- ページ抜粋 -
========================================================================

園長のコラム

園生活の中での日々の子供たちとの関わりから、私たち大人が「よりよく生きる」ことを考える・・・「幼児教育」をテーマに神明幼稚園の園長自らが、思いを綴ります。

第15回 対話的な学び(2)

 「対話的な学び」の続きです。
まだ(1)を読んでいない方は、ぜひ(1)から読んでみてください。

 

 

対話的」と言うと、私たち大人はつい「言葉のやり取り」と受け取ってしまいますが、幼児期の子どもたちは未だ言葉を獲得する過程の途上にあります。そんな彼ら、あるいは彼女たちと対話するためには、私たち大人は言葉以外のメッセージにも注意深くあらねばなりません。

 

神明幼稚園には毎年たくさんの子どもたちが新しく入園して来ます。新しく入園した子どもたち一人一人と、「この子はどんな子かな?」と考えながら、子どもたちが園で安心して過ごせるように関係を作っていきます。なかには新しい環境に馴染むのに時間がかかるお子さんもいますが、私たちは注意深く時間をかけて距離を縮めて、安心して他者に体を委ねることの心地よさを伝えていきます。3年間で子どもたちは、他者と対話的な関係を築く「コミュニケーション力」を育てていきますが、その基礎となるのは乳児期からの親を含めた他者との身体的接触の経験だからです。

========================================================================

(ページ分割データ)
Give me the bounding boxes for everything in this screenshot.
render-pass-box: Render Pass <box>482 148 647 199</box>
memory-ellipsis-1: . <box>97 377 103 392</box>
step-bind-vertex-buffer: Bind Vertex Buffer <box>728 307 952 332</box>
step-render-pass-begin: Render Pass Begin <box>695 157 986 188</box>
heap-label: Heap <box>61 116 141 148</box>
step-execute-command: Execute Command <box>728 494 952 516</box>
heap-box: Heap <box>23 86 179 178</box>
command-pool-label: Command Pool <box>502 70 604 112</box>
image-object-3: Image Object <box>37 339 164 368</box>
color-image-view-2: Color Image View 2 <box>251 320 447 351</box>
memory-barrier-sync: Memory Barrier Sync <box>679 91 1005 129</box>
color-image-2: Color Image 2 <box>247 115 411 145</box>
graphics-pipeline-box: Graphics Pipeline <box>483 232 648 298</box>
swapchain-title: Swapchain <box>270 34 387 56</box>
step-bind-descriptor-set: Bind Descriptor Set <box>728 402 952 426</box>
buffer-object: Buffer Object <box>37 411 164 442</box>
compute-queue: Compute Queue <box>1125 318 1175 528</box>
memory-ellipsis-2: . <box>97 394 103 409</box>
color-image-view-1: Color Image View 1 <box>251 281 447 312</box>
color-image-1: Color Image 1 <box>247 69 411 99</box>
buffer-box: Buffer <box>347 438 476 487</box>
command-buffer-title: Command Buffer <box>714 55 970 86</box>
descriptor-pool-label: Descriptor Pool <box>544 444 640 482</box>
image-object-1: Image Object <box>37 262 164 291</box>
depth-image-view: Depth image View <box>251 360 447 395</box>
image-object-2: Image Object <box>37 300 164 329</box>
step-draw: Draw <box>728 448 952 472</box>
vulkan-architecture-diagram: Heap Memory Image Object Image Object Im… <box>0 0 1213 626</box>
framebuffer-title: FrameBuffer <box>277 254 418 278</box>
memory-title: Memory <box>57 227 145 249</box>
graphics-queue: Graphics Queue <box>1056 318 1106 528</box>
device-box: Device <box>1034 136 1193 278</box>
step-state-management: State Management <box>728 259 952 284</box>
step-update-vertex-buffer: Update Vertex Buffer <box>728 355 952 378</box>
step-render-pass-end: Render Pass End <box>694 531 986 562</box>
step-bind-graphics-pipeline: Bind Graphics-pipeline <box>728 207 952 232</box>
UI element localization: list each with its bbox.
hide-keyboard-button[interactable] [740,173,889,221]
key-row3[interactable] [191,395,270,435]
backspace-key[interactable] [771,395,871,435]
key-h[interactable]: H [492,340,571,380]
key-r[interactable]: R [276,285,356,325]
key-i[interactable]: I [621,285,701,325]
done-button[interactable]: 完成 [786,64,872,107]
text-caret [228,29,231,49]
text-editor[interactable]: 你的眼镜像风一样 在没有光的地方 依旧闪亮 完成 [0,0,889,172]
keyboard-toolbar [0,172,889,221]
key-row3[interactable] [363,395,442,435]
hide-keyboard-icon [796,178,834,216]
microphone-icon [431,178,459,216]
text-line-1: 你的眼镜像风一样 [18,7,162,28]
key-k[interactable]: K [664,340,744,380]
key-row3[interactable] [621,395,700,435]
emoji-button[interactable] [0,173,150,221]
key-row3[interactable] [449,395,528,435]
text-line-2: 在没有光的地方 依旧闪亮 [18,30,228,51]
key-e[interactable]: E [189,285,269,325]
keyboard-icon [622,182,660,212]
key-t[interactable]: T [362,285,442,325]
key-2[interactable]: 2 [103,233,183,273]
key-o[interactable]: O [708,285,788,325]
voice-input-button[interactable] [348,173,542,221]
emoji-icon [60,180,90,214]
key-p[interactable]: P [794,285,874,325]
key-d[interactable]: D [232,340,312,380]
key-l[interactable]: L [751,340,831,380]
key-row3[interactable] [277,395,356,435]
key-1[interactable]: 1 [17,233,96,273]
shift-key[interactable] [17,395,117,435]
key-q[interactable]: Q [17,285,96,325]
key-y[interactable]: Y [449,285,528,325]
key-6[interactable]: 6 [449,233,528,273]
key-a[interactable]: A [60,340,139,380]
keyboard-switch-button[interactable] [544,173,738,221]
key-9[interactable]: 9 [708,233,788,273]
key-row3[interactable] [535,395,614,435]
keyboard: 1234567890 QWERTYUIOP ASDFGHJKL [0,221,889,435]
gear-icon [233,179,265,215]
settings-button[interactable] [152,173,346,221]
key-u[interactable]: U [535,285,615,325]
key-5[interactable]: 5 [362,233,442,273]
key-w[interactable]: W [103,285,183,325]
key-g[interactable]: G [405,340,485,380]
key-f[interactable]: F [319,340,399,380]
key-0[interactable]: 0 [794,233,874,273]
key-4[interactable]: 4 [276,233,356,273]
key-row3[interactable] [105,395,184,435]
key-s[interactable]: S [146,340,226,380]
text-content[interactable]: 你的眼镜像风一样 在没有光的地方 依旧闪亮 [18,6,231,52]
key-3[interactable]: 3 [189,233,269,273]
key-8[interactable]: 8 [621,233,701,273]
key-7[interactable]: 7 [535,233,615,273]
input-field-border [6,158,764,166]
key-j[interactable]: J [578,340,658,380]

========================================================================

- 作業指示 -
園長のコラムの抜粋を2文で要約してください。 上の行は別の出典から取ったものです。

- 完成解答 -
幼児期の子どもは言葉を獲得する過程の途上にあるため、大人が子どもと対話するには言葉以外のメッセージにも注意深くある必要がある。神明幼稚園では新しく入園した子ども一人一人と時間をかけて距離を縮め、安心して他者に体を委ねる心地よさを伝えていくが、それは他者と対話的な関係を築くコミュニケーション力の基礎が、乳児期からの親を含めた他者との身体的接触の経験だからである。